Write the listing below out again exactly, dropping the images.

A run of records
■ ■ ■ ■

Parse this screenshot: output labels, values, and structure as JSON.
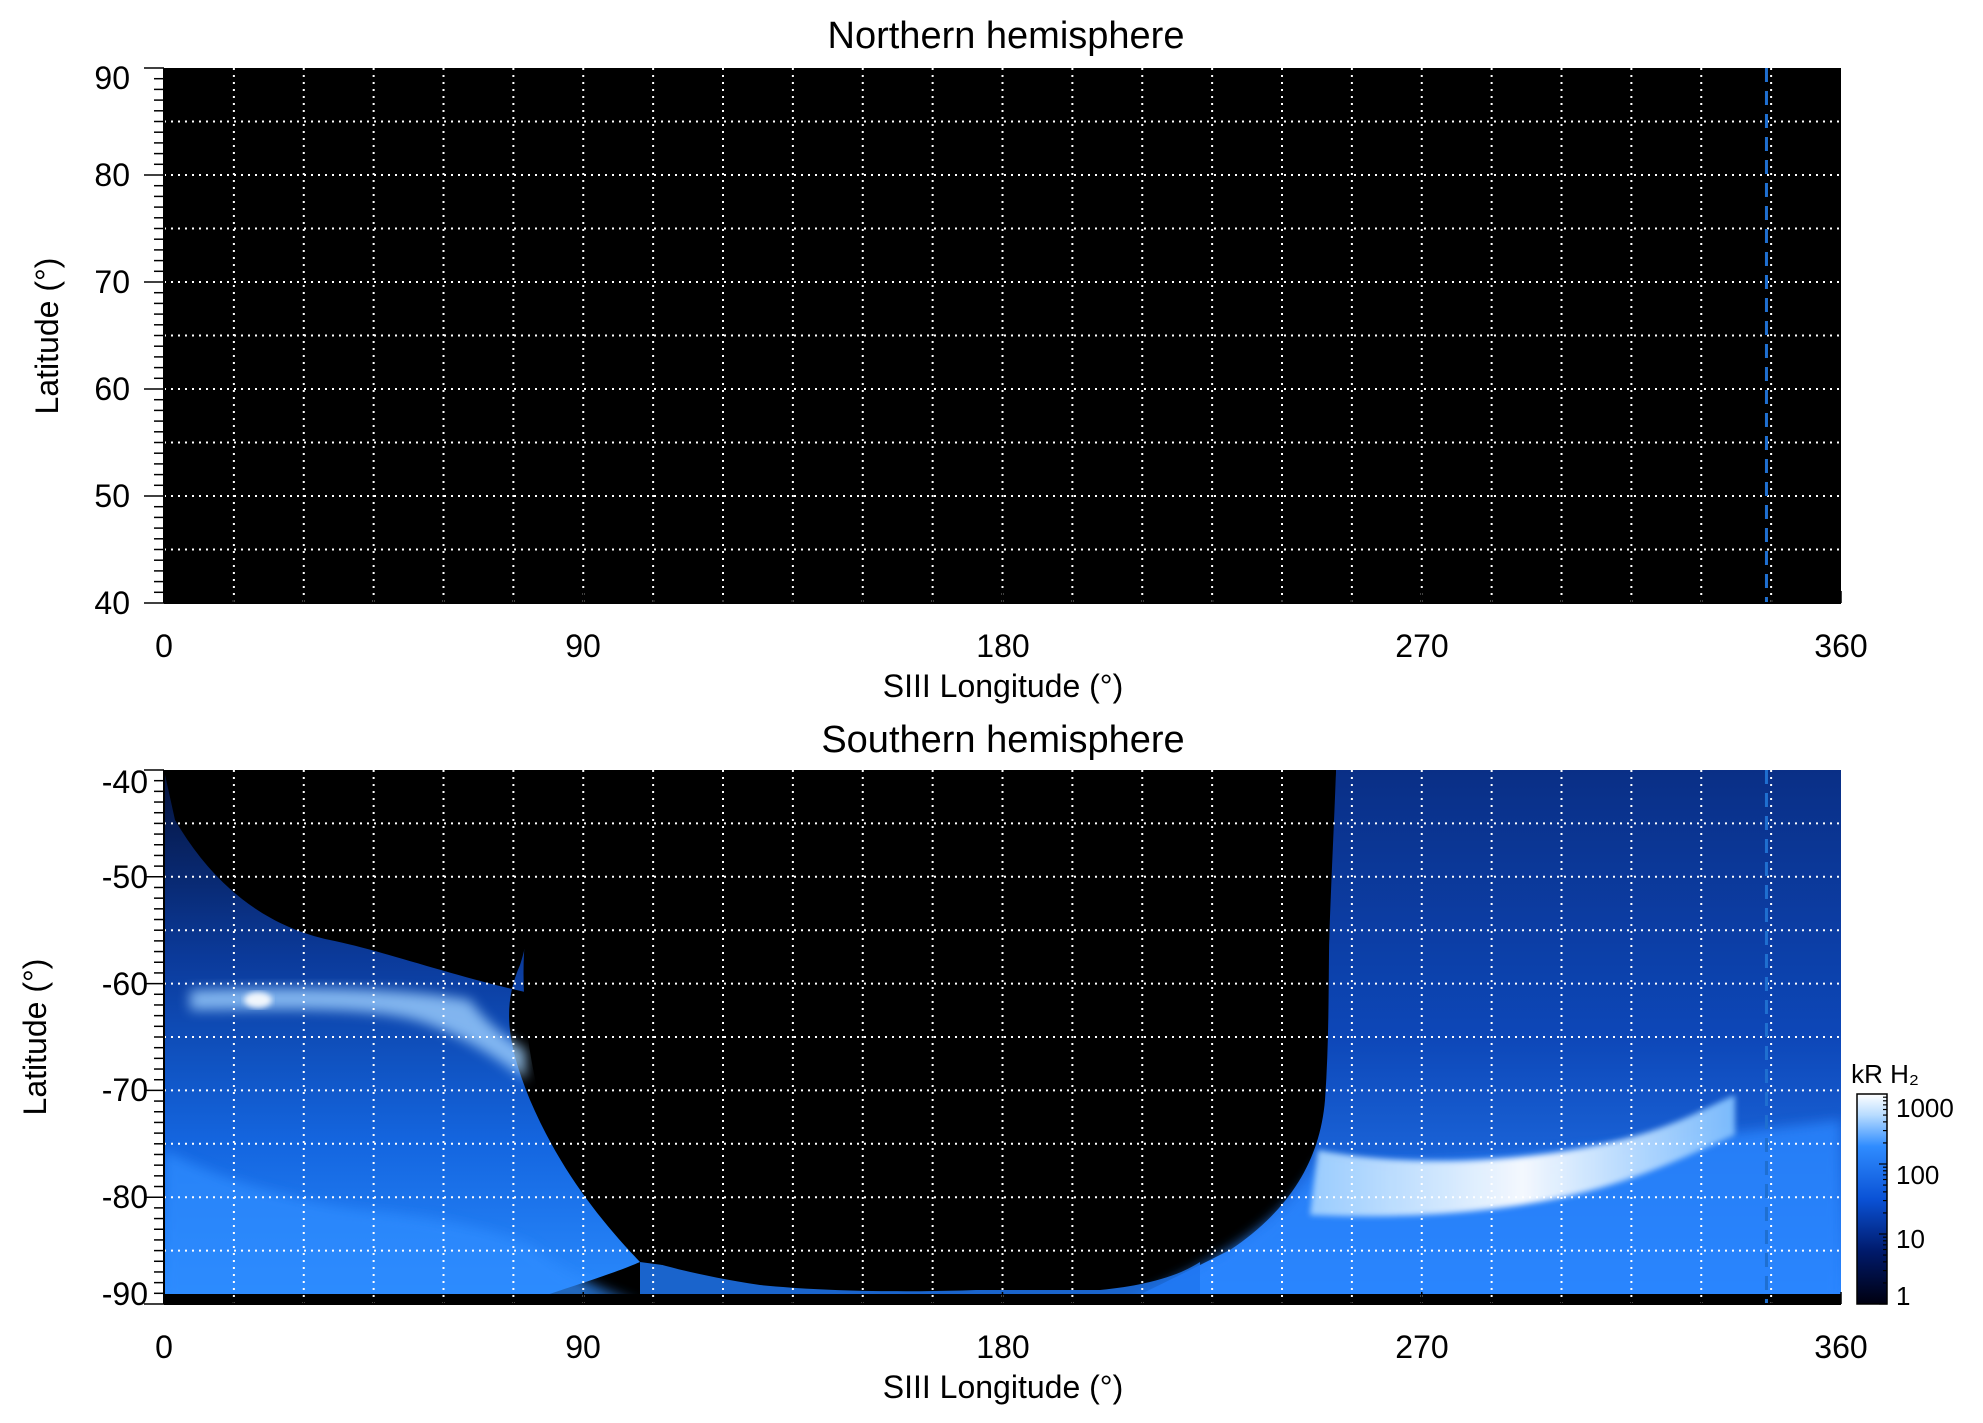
{
  "chart_data": [
    {
      "type": "heatmap",
      "title": "Northern hemisphere",
      "xlabel": "SIII Longitude (°)",
      "ylabel": "Latitude (°)",
      "xlim": [
        0,
        360
      ],
      "ylim": [
        40,
        90
      ],
      "xticks": [
        "0",
        "90",
        "180",
        "270",
        "360"
      ],
      "yticks": [
        "40",
        "50",
        "60",
        "70",
        "80",
        "90"
      ],
      "grid": true,
      "grid_style": "dotted white",
      "grid_x_step": 15,
      "grid_y_step": 5,
      "background": "#000000",
      "emission": "none",
      "reference_line": {
        "longitude": 344,
        "color": "#1f6fd0",
        "style": "dashed"
      }
    },
    {
      "type": "heatmap",
      "title": "Southern hemisphere",
      "xlabel": "SIII Longitude (°)",
      "ylabel": "Latitude (°)",
      "xlim": [
        0,
        360
      ],
      "ylim": [
        -90,
        -40
      ],
      "xticks": [
        "0",
        "90",
        "180",
        "270",
        "360"
      ],
      "yticks": [
        "-40",
        "-50",
        "-60",
        "-70",
        "-80",
        "-90"
      ],
      "grid": true,
      "grid_style": "dotted white",
      "grid_x_step": 15,
      "grid_y_step": 5,
      "background": "#000000",
      "reference_line": {
        "longitude": 344,
        "color": "#1f6fd0",
        "style": "dashed"
      },
      "no_data_region": {
        "lon_range": [
          78,
          252
        ],
        "description": "unobserved"
      },
      "regions": [
        {
          "lon": [
            0,
            80
          ],
          "lat": [
            -90,
            -40
          ],
          "level_kR": 100
        },
        {
          "lon": [
            55,
            78
          ],
          "lat": [
            -70,
            -62
          ],
          "level_kR": 400
        },
        {
          "lon": [
            18,
            24
          ],
          "lat": [
            -63,
            -61
          ],
          "level_kR": 1000
        },
        {
          "lon": [
            250,
            360
          ],
          "lat": [
            -90,
            -40
          ],
          "level_kR": 100
        },
        {
          "lon": [
            250,
            320
          ],
          "lat": [
            -82,
            -75
          ],
          "level_kR": 1000
        }
      ],
      "colorbar": {
        "label": "kR H₂",
        "scale": "log",
        "ticks": [
          "1000",
          "100",
          "10",
          "1"
        ],
        "range": [
          1,
          1000
        ],
        "colors": [
          "#000010",
          "#001a6b",
          "#0a52d6",
          "#2f8cff",
          "#b8dcff",
          "#ffffff"
        ]
      }
    }
  ]
}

■ ■ ■ ■

**The result**
Parse this screenshot: output labels, values, and structure as JSON.
{
  "chart_data": [
    {
      "type": "heatmap",
      "title": "Northern hemisphere",
      "xlabel": "SIII Longitude (°)",
      "ylabel": "Latitude (°)",
      "xlim": [
        0,
        360
      ],
      "ylim": [
        40,
        90
      ],
      "xticks": [
        "0",
        "90",
        "180",
        "270",
        "360"
      ],
      "yticks": [
        "40",
        "50",
        "60",
        "70",
        "80",
        "90"
      ],
      "grid": true,
      "grid_style": "dotted white",
      "grid_x_step": 15,
      "grid_y_step": 5,
      "background": "#000000",
      "emission": "none",
      "reference_line": {
        "longitude": 344,
        "color": "#1f6fd0",
        "style": "dashed"
      }
    },
    {
      "type": "heatmap",
      "title": "Southern hemisphere",
      "xlabel": "SIII Longitude (°)",
      "ylabel": "Latitude (°)",
      "xlim": [
        0,
        360
      ],
      "ylim": [
        -90,
        -40
      ],
      "xticks": [
        "0",
        "90",
        "180",
        "270",
        "360"
      ],
      "yticks": [
        "-40",
        "-50",
        "-60",
        "-70",
        "-80",
        "-90"
      ],
      "grid": true,
      "grid_style": "dotted white",
      "grid_x_step": 15,
      "grid_y_step": 5,
      "background": "#000000",
      "reference_line": {
        "longitude": 344,
        "color": "#1f6fd0",
        "style": "dashed"
      },
      "no_data_region": {
        "lon_range": [
          78,
          252
        ],
        "description": "unobserved"
      },
      "regions": [
        {
          "lon": [
            0,
            80
          ],
          "lat": [
            -90,
            -40
          ],
          "level_kR": 100
        },
        {
          "lon": [
            55,
            78
          ],
          "lat": [
            -70,
            -62
          ],
          "level_kR": 400
        },
        {
          "lon": [
            18,
            24
          ],
          "lat": [
            -63,
            -61
          ],
          "level_kR": 1000
        },
        {
          "lon": [
            250,
            360
          ],
          "lat": [
            -90,
            -40
          ],
          "level_kR": 100
        },
        {
          "lon": [
            250,
            320
          ],
          "lat": [
            -82,
            -75
          ],
          "level_kR": 1000
        }
      ],
      "colorbar": {
        "label": "kR H₂",
        "scale": "log",
        "ticks": [
          "1000",
          "100",
          "10",
          "1"
        ],
        "range": [
          1,
          1000
        ],
        "colors": [
          "#000010",
          "#001a6b",
          "#0a52d6",
          "#2f8cff",
          "#b8dcff",
          "#ffffff"
        ]
      }
    }
  ]
}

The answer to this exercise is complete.